# Data for processing:
+ + + +

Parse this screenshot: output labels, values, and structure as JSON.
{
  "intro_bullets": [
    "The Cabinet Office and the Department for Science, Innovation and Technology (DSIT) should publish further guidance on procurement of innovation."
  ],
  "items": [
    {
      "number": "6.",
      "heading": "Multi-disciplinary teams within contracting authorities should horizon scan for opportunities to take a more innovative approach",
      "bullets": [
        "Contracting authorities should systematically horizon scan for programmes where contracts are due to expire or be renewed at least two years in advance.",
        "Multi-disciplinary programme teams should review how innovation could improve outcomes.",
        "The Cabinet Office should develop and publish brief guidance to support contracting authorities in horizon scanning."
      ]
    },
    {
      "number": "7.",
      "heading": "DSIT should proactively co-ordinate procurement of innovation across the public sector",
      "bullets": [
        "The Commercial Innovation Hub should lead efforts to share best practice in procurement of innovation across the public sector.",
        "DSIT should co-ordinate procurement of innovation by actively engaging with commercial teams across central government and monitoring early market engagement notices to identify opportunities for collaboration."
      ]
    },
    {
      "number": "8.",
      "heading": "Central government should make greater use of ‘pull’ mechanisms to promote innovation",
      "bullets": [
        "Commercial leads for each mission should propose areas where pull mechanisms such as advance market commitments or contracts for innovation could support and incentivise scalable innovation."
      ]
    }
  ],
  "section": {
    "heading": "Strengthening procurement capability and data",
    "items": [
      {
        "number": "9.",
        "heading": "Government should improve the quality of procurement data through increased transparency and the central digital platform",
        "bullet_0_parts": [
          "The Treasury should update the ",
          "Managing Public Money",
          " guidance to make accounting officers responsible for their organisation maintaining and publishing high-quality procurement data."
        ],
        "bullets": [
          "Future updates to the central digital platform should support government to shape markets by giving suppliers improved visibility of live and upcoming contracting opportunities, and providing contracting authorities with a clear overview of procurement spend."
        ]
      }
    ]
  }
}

+ + + +

# Problem to work on:
Copy each line of the data that contains the word "disciplinary".

# Written solution:
      "heading": "Multi-disciplinary teams within contracting authorities should horizon scan for opportunities to take a more innovative approach",
        "Multi-disciplinary programme teams should review how innovation could improve outcomes.",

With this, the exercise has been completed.